Begin Provided entries

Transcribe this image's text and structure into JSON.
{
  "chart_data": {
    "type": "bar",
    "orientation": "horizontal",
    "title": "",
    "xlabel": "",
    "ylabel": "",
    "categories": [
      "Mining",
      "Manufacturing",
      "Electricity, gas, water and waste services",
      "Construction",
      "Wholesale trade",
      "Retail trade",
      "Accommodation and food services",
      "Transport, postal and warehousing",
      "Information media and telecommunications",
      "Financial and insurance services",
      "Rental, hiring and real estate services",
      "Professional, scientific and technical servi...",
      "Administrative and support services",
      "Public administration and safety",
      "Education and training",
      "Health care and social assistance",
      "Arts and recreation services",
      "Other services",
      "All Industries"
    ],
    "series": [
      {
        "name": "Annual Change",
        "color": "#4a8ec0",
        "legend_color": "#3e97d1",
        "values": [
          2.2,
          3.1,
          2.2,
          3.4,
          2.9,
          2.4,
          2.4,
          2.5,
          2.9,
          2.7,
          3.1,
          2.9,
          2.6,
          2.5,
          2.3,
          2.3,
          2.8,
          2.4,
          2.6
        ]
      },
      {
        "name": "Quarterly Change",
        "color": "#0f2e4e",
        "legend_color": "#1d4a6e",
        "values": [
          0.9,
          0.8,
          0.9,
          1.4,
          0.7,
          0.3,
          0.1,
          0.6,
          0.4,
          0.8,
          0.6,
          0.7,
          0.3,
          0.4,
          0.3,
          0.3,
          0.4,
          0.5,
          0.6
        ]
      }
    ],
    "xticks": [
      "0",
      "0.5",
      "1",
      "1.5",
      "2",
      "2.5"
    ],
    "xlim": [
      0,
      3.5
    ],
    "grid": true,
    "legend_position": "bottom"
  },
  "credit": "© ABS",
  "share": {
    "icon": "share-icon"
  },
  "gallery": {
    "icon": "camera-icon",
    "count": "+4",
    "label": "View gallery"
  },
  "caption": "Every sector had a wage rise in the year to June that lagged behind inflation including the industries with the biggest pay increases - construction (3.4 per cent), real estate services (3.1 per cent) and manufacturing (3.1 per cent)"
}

End Provided entries

→ **What you need to do**
Write out all the records above again, exactly as they stand.

→ **Correct result**
Transcribe this image's text and structure into JSON.
{
  "chart_data": {
    "type": "bar",
    "orientation": "horizontal",
    "title": "",
    "xlabel": "",
    "ylabel": "",
    "categories": [
      "Mining",
      "Manufacturing",
      "Electricity, gas, water and waste services",
      "Construction",
      "Wholesale trade",
      "Retail trade",
      "Accommodation and food services",
      "Transport, postal and warehousing",
      "Information media and telecommunications",
      "Financial and insurance services",
      "Rental, hiring and real estate services",
      "Professional, scientific and technical servi...",
      "Administrative and support services",
      "Public administration and safety",
      "Education and training",
      "Health care and social assistance",
      "Arts and recreation services",
      "Other services",
      "All Industries"
    ],
    "series": [
      {
        "name": "Annual Change",
        "color": "#4a8ec0",
        "legend_color": "#3e97d1",
        "values": [
          2.2,
          3.1,
          2.2,
          3.4,
          2.9,
          2.4,
          2.4,
          2.5,
          2.9,
          2.7,
          3.1,
          2.9,
          2.6,
          2.5,
          2.3,
          2.3,
          2.8,
          2.4,
          2.6
        ]
      },
      {
        "name": "Quarterly Change",
        "color": "#0f2e4e",
        "legend_color": "#1d4a6e",
        "values": [
          0.9,
          0.8,
          0.9,
          1.4,
          0.7,
          0.3,
          0.1,
          0.6,
          0.4,
          0.8,
          0.6,
          0.7,
          0.3,
          0.4,
          0.3,
          0.3,
          0.4,
          0.5,
          0.6
        ]
      }
    ],
    "xticks": [
      "0",
      "0.5",
      "1",
      "1.5",
      "2",
      "2.5"
    ],
    "xlim": [
      0,
      3.5
    ],
    "grid": true,
    "legend_position": "bottom"
  },
  "credit": "© ABS",
  "share": {
    "icon": "share-icon"
  },
  "gallery": {
    "icon": "camera-icon",
    "count": "+4",
    "label": "View gallery"
  },
  "caption": "Every sector had a wage rise in the year to June that lagged behind inflation including the industries with the biggest pay increases - construction (3.4 per cent), real estate services (3.1 per cent) and manufacturing (3.1 per cent)"
}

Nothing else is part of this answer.